**REQUIRED TASKS:**
(a) Decide whether each statement agrees with the post: (i) the patch changes only one file; (ii) the new version was tested under heavy benchmark loads; (iii) the generated code shown comes from gcc. Answer yes or no for each, and quote the words of the post that decide it.
(b) Transcribe the portion of the post starting with "Can somebody with" and going on through "int nr, int u)".

**EXCERPT TO READ:**
▼

Re: [PATCH 0/1] mm: improve folio refcount scalability

From: Linus Torvalds

Date: Sun Mar 01 2026 - 13:53:31 EST


On Sat, 28 Feb 2026 at 19:27, Linus Torvalds
<torvalds@xxxxxxxxxxxxxxxxxxx> wrote:
>
> This attached patch is ENTIRELY UNTESTED.

Here's a slightly cleaned up and further simplified version, which is
also actually tested, although only in the "it boots for me" sense.

It generates good code at least with clang:

.LBB76_7:
movl $1, %eax
.LBB76_8:
leal 1(%rax), %ecx
lock cmpxchgl %ecx, 52(%rdi)
sete %cl
je .LBB76_10
testl %eax, %eax
jne .LBB76_8
.LBB76_10:

which actually looks both simple and fairly optimal for that sequence.

Of course, since this is very much about cacheline access patterns,
actual performance will depend on random microarchitectural issues
(and not just the CPU core, but the whole memory subsystem).

Can somebody with a good - and relevant - benchmark system try this out?

Linus
include/linux/page_ref.h | 11 +++++++++--
1 file changed, 9 insertions(+), 2 deletions(-)

diff --git a/include/linux/page_ref.h b/include/linux/page_ref.h
index 544150d1d5fd..d8e4f175f74c 100644
--- a/include/linux/page_ref.h
+++ b/include/linux/page_ref.h
@@ -234,8 +234,15 @@ static inline bool page_ref_add_unless(struct page *page, int nr, int u)

rcu_read_lock();
/* avoid writing to the vmemmap area being remapped */
- if (page_count_writable(page, u))
- ret = atomic_add_unless(&page->_refcount, nr, u);
+ if (page_count_writable(page, u)) {
+ /* Assume count == 1, don't read it! */
+ int old = 1;
+ do {
+ ret = atomic_try_cmpxchg(&page->_refcount, &old, old+1);
+ if (likely(ret))
+ break;
+ } while (old);
+ }
rcu_read_unlock();

if (page_ref_tracepoint_active(page_ref_mod_unless))

▲

**SOURCE MATERIAL:**
▼

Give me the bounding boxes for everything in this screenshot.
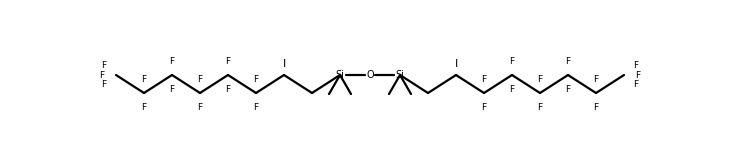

▲

**ANSWERS FOR THE EXERCISE:**
(a)
(i) Yes: "1 file changed, 9 insertions(+), 2 deletions(-)"
(ii) No: "also actually tested, although only in the "it boots for me" sense."
(iii) No: "It generates good code at least with clang:"

(b)
Can somebody with a good - and relevant - benchmark system try this out?

Linus
include/linux/page_ref.h | 11 +++++++++--
1 file changed, 9 insertions(+), 2 deletions(-)

diff --git a/include/linux/page_ref.h b/include/linux/page_ref.h
index 544150d1d5fd..d8e4f175f74c 100644
--- a/include/linux/page_ref.h
+++ b/include/linux/page_ref.h
@@ -234,8 +234,15 @@ static inline bool page_ref_add_unless(struct page *page, int nr, int u)